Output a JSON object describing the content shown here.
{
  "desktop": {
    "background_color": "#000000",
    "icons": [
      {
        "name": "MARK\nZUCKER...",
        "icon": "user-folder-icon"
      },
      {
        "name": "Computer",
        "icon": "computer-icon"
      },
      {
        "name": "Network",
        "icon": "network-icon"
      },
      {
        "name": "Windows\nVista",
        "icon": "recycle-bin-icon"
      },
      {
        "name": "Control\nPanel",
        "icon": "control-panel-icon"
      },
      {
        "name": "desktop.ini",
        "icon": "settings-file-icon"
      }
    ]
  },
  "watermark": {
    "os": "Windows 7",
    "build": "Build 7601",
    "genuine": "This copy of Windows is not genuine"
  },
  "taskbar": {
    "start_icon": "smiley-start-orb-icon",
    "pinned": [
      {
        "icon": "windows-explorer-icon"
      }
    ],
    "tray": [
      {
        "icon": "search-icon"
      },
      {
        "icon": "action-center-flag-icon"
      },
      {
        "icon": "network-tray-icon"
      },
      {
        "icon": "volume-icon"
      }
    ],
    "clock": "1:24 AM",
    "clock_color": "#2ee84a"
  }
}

What to produce
Reproduce each record shown above without altering a single word.

Exercise solution
Output a JSON object describing the content shown here.
{
  "desktop": {
    "background_color": "#000000",
    "icons": [
      {
        "name": "MARK\nZUCKER...",
        "icon": "user-folder-icon"
      },
      {
        "name": "Computer",
        "icon": "computer-icon"
      },
      {
        "name": "Network",
        "icon": "network-icon"
      },
      {
        "name": "Windows\nVista",
        "icon": "recycle-bin-icon"
      },
      {
        "name": "Control\nPanel",
        "icon": "control-panel-icon"
      },
      {
        "name": "desktop.ini",
        "icon": "settings-file-icon"
      }
    ]
  },
  "watermark": {
    "os": "Windows 7",
    "build": "Build 7601",
    "genuine": "This copy of Windows is not genuine"
  },
  "taskbar": {
    "start_icon": "smiley-start-orb-icon",
    "pinned": [
      {
        "icon": "windows-explorer-icon"
      }
    ],
    "tray": [
      {
        "icon": "search-icon"
      },
      {
        "icon": "action-center-flag-icon"
      },
      {
        "icon": "network-tray-icon"
      },
      {
        "icon": "volume-icon"
      }
    ],
    "clock": "1:24 AM",
    "clock_color": "#2ee84a"
  }
}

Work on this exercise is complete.